▸ **Given instruction**
Restate the records in their entirety, word for word.

▸ **Extracted data**

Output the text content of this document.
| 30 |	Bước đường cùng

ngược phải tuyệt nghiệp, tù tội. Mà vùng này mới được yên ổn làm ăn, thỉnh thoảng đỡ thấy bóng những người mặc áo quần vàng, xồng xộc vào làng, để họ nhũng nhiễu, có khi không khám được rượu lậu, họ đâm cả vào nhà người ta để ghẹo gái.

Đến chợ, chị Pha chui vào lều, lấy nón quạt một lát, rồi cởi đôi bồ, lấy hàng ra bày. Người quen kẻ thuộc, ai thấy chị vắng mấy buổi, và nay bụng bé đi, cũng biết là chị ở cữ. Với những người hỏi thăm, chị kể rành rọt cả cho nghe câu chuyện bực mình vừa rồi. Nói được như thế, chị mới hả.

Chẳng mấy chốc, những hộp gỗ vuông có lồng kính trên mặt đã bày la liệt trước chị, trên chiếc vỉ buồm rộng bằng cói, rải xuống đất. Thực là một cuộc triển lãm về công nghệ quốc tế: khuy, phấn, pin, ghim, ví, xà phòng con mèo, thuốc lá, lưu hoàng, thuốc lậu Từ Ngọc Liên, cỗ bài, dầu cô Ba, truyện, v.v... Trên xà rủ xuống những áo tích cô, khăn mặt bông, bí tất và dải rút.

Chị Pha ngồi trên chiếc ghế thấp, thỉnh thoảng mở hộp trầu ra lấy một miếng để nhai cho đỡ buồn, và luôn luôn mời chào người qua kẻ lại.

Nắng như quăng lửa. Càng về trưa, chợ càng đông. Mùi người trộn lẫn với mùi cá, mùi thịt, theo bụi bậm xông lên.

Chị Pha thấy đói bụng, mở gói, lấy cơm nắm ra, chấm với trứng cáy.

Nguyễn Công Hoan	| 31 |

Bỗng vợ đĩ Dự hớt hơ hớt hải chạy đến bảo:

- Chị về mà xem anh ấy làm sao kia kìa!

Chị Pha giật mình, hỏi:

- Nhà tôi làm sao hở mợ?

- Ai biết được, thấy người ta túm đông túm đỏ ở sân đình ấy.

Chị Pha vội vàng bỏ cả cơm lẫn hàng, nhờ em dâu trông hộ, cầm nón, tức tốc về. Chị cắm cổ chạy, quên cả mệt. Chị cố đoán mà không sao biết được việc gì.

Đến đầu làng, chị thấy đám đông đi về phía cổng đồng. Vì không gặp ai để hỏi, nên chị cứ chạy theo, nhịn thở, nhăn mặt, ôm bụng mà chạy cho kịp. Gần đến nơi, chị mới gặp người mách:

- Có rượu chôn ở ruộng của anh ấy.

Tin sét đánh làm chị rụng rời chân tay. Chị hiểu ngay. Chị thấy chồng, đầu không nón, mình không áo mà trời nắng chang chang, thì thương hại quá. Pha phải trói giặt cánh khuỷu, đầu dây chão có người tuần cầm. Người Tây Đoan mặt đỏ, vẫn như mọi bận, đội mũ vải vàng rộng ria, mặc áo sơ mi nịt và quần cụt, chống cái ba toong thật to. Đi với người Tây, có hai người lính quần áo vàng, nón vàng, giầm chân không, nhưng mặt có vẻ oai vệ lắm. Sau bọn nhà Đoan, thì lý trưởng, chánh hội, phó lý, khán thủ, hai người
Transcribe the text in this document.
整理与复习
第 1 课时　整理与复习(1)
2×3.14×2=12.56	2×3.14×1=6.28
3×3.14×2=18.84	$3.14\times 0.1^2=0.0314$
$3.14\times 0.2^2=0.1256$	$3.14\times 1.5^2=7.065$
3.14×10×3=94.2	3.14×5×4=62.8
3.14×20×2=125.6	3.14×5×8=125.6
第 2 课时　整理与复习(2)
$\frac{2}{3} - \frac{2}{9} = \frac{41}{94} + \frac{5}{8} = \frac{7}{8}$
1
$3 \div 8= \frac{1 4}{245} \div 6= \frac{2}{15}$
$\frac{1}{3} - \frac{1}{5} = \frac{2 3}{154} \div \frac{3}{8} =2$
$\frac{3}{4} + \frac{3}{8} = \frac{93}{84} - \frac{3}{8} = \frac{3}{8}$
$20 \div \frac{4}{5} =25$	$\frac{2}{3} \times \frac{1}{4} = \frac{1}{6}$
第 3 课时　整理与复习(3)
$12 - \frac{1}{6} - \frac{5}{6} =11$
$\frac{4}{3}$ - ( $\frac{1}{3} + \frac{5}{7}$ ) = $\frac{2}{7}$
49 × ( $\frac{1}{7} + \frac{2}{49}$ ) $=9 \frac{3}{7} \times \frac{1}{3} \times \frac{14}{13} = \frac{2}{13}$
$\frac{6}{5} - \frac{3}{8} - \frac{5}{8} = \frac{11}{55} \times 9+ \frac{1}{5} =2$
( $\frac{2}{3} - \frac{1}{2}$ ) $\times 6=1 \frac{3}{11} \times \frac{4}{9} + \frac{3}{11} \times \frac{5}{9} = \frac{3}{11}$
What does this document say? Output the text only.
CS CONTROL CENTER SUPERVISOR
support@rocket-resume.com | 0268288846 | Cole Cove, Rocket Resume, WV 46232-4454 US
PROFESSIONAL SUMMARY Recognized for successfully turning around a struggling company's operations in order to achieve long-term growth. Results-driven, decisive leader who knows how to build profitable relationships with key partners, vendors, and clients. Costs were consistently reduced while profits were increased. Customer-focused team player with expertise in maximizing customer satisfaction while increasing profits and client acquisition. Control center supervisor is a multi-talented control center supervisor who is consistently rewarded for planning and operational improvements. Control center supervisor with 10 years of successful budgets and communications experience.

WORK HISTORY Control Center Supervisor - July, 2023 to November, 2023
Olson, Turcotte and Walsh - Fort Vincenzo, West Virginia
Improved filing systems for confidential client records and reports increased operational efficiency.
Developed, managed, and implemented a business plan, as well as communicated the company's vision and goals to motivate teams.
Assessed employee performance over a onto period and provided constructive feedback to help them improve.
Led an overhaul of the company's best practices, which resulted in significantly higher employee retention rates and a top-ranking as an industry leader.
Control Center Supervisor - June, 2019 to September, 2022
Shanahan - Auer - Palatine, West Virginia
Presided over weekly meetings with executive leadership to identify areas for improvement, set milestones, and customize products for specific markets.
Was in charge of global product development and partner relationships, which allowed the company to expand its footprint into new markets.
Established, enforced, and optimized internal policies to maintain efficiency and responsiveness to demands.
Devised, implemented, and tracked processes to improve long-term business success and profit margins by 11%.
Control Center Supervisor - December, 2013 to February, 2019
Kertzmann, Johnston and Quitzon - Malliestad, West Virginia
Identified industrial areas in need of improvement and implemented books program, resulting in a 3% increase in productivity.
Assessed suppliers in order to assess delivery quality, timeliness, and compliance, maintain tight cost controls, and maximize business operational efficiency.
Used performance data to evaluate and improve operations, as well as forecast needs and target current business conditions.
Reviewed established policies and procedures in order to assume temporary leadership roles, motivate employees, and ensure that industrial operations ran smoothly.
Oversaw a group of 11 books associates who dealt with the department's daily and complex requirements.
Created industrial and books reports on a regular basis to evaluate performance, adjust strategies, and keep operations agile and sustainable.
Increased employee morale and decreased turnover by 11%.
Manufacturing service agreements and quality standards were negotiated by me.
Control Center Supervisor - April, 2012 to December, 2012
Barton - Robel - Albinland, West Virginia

▸ **Result of the exercise**
Output the text content of this document.
| 30 |	Bước đường cùng

ngược phải tuyệt nghiệp, tù tội. Mà vùng này mới được yên ổn làm ăn, thỉnh thoảng đỡ thấy bóng những người mặc áo quần vàng, xồng xộc vào làng, để họ nhũng nhiễu, có khi không khám được rượu lậu, họ đâm cả vào nhà người ta để ghẹo gái.

Đến chợ, chị Pha chui vào lều, lấy nón quạt một lát, rồi cởi đôi bồ, lấy hàng ra bày. Người quen kẻ thuộc, ai thấy chị vắng mấy buổi, và nay bụng bé đi, cũng biết là chị ở cữ. Với những người hỏi thăm, chị kể rành rọt cả cho nghe câu chuyện bực mình vừa rồi. Nói được như thế, chị mới hả.

Chẳng mấy chốc, những hộp gỗ vuông có lồng kính trên mặt đã bày la liệt trước chị, trên chiếc vỉ buồm rộng bằng cói, rải xuống đất. Thực là một cuộc triển lãm về công nghệ quốc tế: khuy, phấn, pin, ghim, ví, xà phòng con mèo, thuốc lá, lưu hoàng, thuốc lậu Từ Ngọc Liên, cỗ bài, dầu cô Ba, truyện, v.v... Trên xà rủ xuống những áo tích cô, khăn mặt bông, bí tất và dải rút.

Chị Pha ngồi trên chiếc ghế thấp, thỉnh thoảng mở hộp trầu ra lấy một miếng để nhai cho đỡ buồn, và luôn luôn mời chào người qua kẻ lại.

Nắng như quăng lửa. Càng về trưa, chợ càng đông. Mùi người trộn lẫn với mùi cá, mùi thịt, theo bụi bậm xông lên.

Chị Pha thấy đói bụng, mở gói, lấy cơm nắm ra, chấm với trứng cáy.

Nguyễn Công Hoan	| 31 |

Bỗng vợ đĩ Dự hớt hơ hớt hải chạy đến bảo:

- Chị về mà xem anh ấy làm sao kia kìa!

Chị Pha giật mình, hỏi:

- Nhà tôi làm sao hở mợ?

- Ai biết được, thấy người ta túm đông túm đỏ ở sân đình ấy.

Chị Pha vội vàng bỏ cả cơm lẫn hàng, nhờ em dâu trông hộ, cầm nón, tức tốc về. Chị cắm cổ chạy, quên cả mệt. Chị cố đoán mà không sao biết được việc gì.

Đến đầu làng, chị thấy đám đông đi về phía cổng đồng. Vì không gặp ai để hỏi, nên chị cứ chạy theo, nhịn thở, nhăn mặt, ôm bụng mà chạy cho kịp. Gần đến nơi, chị mới gặp người mách:

- Có rượu chôn ở ruộng của anh ấy.

Tin sét đánh làm chị rụng rời chân tay. Chị hiểu ngay. Chị thấy chồng, đầu không nón, mình không áo mà trời nắng chang chang, thì thương hại quá. Pha phải trói giặt cánh khuỷu, đầu dây chão có người tuần cầm. Người Tây Đoan mặt đỏ, vẫn như mọi bận, đội mũ vải vàng rộng ria, mặc áo sơ mi nịt và quần cụt, chống cái ba toong thật to. Đi với người Tây, có hai người lính quần áo vàng, nón vàng, giầm chân không, nhưng mặt có vẻ oai vệ lắm. Sau bọn nhà Đoan, thì lý trưởng, chánh hội, phó lý, khán thủ, hai người
Transcribe the text in this document.
整理与复习
第 1 课时　整理与复习(1)
2×3.14×2=12.56	2×3.14×1=6.28
3×3.14×2=18.84	$3.14\times 0.1^2=0.0314$
$3.14\times 0.2^2=0.1256$	$3.14\times 1.5^2=7.065$
3.14×10×3=94.2	3.14×5×4=62.8
3.14×20×2=125.6	3.14×5×8=125.6
第 2 课时　整理与复习(2)
$\frac{2}{3} - \frac{2}{9} = \frac{41}{94} + \frac{5}{8} = \frac{7}{8}$
1
$3 \div 8= \frac{1 4}{245} \div 6= \frac{2}{15}$
$\frac{1}{3} - \frac{1}{5} = \frac{2 3}{154} \div \frac{3}{8} =2$
$\frac{3}{4} + \frac{3}{8} = \frac{93}{84} - \frac{3}{8} = \frac{3}{8}$
$20 \div \frac{4}{5} =25$	$\frac{2}{3} \times \frac{1}{4} = \frac{1}{6}$
第 3 课时　整理与复习(3)
$12 - \frac{1}{6} - \frac{5}{6} =11$
$\frac{4}{3}$ - ( $\frac{1}{3} + \frac{5}{7}$ ) = $\frac{2}{7}$
49 × ( $\frac{1}{7} + \frac{2}{49}$ ) $=9 \frac{3}{7} \times \frac{1}{3} \times \frac{14}{13} = \frac{2}{13}$
$\frac{6}{5} - \frac{3}{8} - \frac{5}{8} = \frac{11}{55} \times 9+ \frac{1}{5} =2$
( $\frac{2}{3} - \frac{1}{2}$ ) $\times 6=1 \frac{3}{11} \times \frac{4}{9} + \frac{3}{11} \times \frac{5}{9} = \frac{3}{11}$
What does this document say? Output the text only.
CS CONTROL CENTER SUPERVISOR
support@rocket-resume.com | 0268288846 | Cole Cove, Rocket Resume, WV 46232-4454 US
PROFESSIONAL SUMMARY Recognized for successfully turning around a struggling company's operations in order to achieve long-term growth. Results-driven, decisive leader who knows how to build profitable relationships with key partners, vendors, and clients. Costs were consistently reduced while profits were increased. Customer-focused team player with expertise in maximizing customer satisfaction while increasing profits and client acquisition. Control center supervisor is a multi-talented control center supervisor who is consistently rewarded for planning and operational improvements. Control center supervisor with 10 years of successful budgets and communications experience.

WORK HISTORY Control Center Supervisor - July, 2023 to November, 2023
Olson, Turcotte and Walsh - Fort Vincenzo, West Virginia
Improved filing systems for confidential client records and reports increased operational efficiency.
Developed, managed, and implemented a business plan, as well as communicated the company's vision and goals to motivate teams.
Assessed employee performance over a onto period and provided constructive feedback to help them improve.
Led an overhaul of the company's best practices, which resulted in significantly higher employee retention rates and a top-ranking as an industry leader.
Control Center Supervisor - June, 2019 to September, 2022
Shanahan - Auer - Palatine, West Virginia
Presided over weekly meetings with executive leadership to identify areas for improvement, set milestones, and customize products for specific markets.
Was in charge of global product development and partner relationships, which allowed the company to expand its footprint into new markets.
Established, enforced, and optimized internal policies to maintain efficiency and responsiveness to demands.
Devised, implemented, and tracked processes to improve long-term business success and profit margins by 11%.
Control Center Supervisor - December, 2013 to February, 2019
Kertzmann, Johnston and Quitzon - Malliestad, West Virginia
Identified industrial areas in need of improvement and implemented books program, resulting in a 3% increase in productivity.
Assessed suppliers in order to assess delivery quality, timeliness, and compliance, maintain tight cost controls, and maximize business operational efficiency.
Used performance data to evaluate and improve operations, as well as forecast needs and target current business conditions.
Reviewed established policies and procedures in order to assume temporary leadership roles, motivate employees, and ensure that industrial operations ran smoothly.
Oversaw a group of 11 books associates who dealt with the department's daily and complex requirements.
Created industrial and books reports on a regular basis to evaluate performance, adjust strategies, and keep operations agile and sustainable.
Increased employee morale and decreased turnover by 11%.
Manufacturing service agreements and quality standards were negotiated by me.
Control Center Supervisor - April, 2012 to December, 2012
Barton - Robel - Albinland, West Virginia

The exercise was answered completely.